You have some customers already. Make sure that they recommend you to their friends who might user your services. Ask them for testimonials which you can include on your literature. 

If, by any chance, you do have evidence that your competitors are colluding to reduce competition in the market, then you should refer them to the Competition Authority as it is a criminal offence. But they will want evidence and not suspicions. 


Brendan


----------



## Gabriel (2 Dec 2005)

Brendan said:
			
		

> This worries me. Many engineering and technical people assume that the purchasing decision is a logical one and that the best product will win out. It is extremely rare that one person has both technical skills and sales skills. From some of your comments, it looks as if you don't have the sales experience or skills and they take time to acquire. I think you should hire a salesperson. Try them on a contract basis first of all and see how it works out. A good salesperson will make a huge difference.



I work in a highly technical field and have both sales and technical experience. Just a note on hiring a salesperson. Depending on the depth of technical expertise required to sell the 'product' it can be very difficult to hire the right people. Very often you need someone with both backgrounds so I would say (and have experience of this within a number of companies - including my present one) that it is usually techies with a flare for selling that make the best sales people.

Not true in all cases granted but just thought I'd point it out.


----------



## Icarus (2 Dec 2005)

Brendan:
If I was to hire a sales person I'd be the first in my end of the industry to do so. It would be a disaster. What I do is by no means rocket science but there are only a handful of people in Ireland with the required knowledge and experience doing it. The last 10 months have been like the ultimate course in sales training where the price of failure is very high indeed. Alot of my mistakes have been sales related. I don't intend on making them again.

"Don't look for a Conspiracy"?!
I don't have to look for one. I am not here to moan but to air my experiences and perhaps receive advice.

- _Data segment_:
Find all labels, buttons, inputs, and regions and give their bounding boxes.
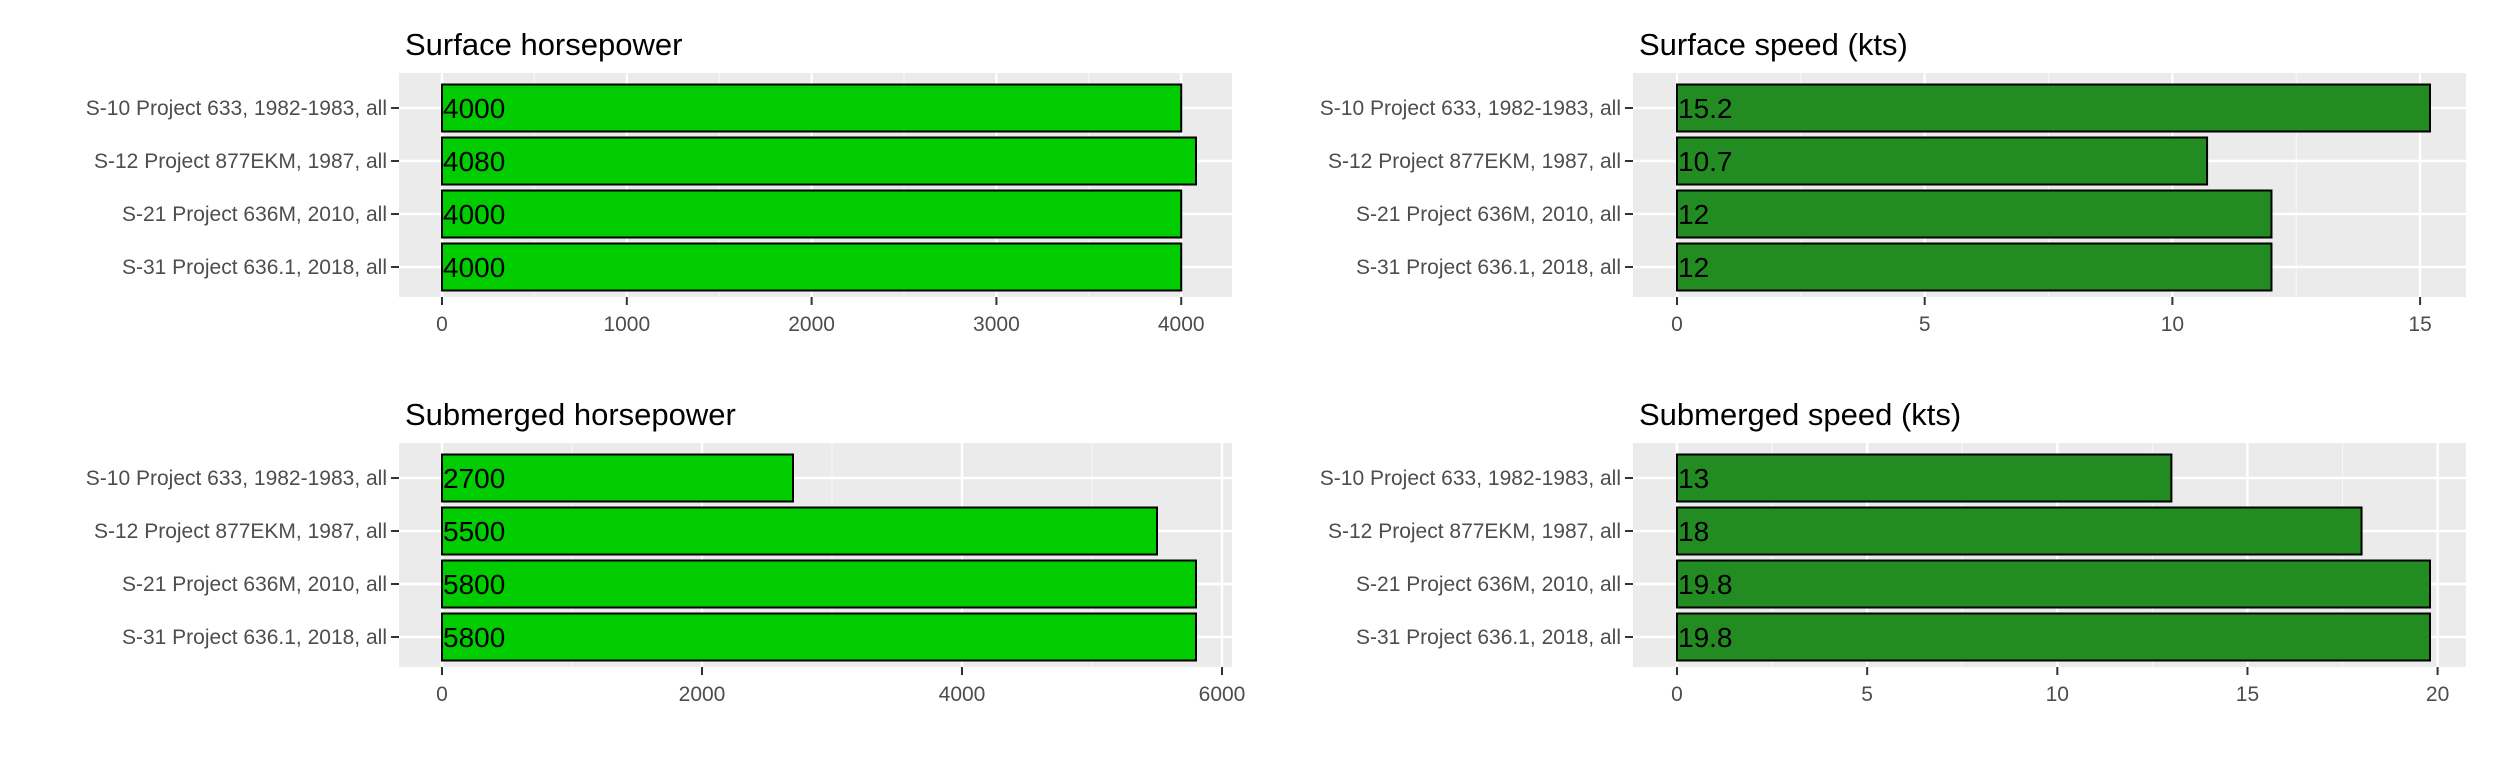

- _Written problem 1_: According to the forum thread on small-business sales, where should evidence that competitors are colluding be referred?
- _Written problem 2_: Please extend the forum thread on small-business sales past its final sentence, carrying on Icarus's post in the same voice.

- _Task response 1_: The Competition Authority.

- _Task response 2_:
Let me clarify my example below: A number of MD's from companies related to my industry meet regularly for lunch. One of them brought my name up in relation to a contract I was chasing with a governmental agency, he told the whole table: "That fella and his backers will never get that contract and I garauntee it. He was supposed to met Mr. x on Tuesday and I made sure he didn't". I later found out that this same guy is on the board of directors for several bodies within this agency. Then all of a sudden he takes delivery of the kind of equipment I was offering for the contract. Very good business if you are him. Completely unfair if you are anyone else. And yes, probably illegal too. Although to do anything about it would be commercial suicide.

I reckon this kind of thing happens everyday in every facet of every business. It's actually not that big a deal but it is deeply frustrating when you meet it head on.


----------



## brehon6789 (2 Dec 2005)

But in order to expand, you will have to take and train more people. You can only do so much as an MD of your own company. 

I used to run my own company, i was doing the selling, installing, maintenace and what happens is instead of plotting the future you end up just trying to keep up and not having the time to expand.

if you backers believe in what you are selling and want you to be successful surely they have also told you this?

Thanks

Brehon


----------



## ontheup (2 Dec 2005)

icarus.
Your obviously trying to avoid saying what buisness your in ,but come on give us a hint.!


----------



## D8Lady (2 Dec 2005)

This may be of use?

http://www.enterprise-ireland.com/Grow/


----------



## Purple (5 Dec 2005)

Hi Icarus, in my area it is also a prerequisite that sales people have a technical background. If you can't back up the talk and impress and allay the concerns of potential customers they will show you the door (and lock it behind you).

I would agree with D8lady that a call to Enterprise Ireland would do no harm. If you have English backers you should tell them to get in touch with the IDA as well but if you are not introducing a new technology into the country, providing more employment or manufacturing a product you will find it hard to get much money out of them.


----------



## Icarus (9 Dec 2005)

I'd like to thank everyone for the comments and replies to my post. Definitely got me thinking. Over the last while I've had to really take stock of what I'm doing in the business and learn from what's gone wrong. I guess that will always be the case. Anyway, my first quarter of next year is looking like it will generate more than all of 2005 so things are looking a little better. Thank god, maybe I'll actually start being able to sleep again!!

Also, I had to laugh with this weeks news of a price fixing cartel amongst car dealers. It happens in other industries other than my own! They an organised structure and even kept minutes from their meeings! I'm sure that they will all end up in jail. Or maybe not.


----------



## drop-d (13 Dec 2005)

Hey Icarus, 

I'm set up and running a non profit making business for just over a year.
The hardest thing i had to deal with is seeing the wood for the trees.

In other words you need to do what you do best, and focus on that! 
Get people to do what you dont do so well or dont like doing as much...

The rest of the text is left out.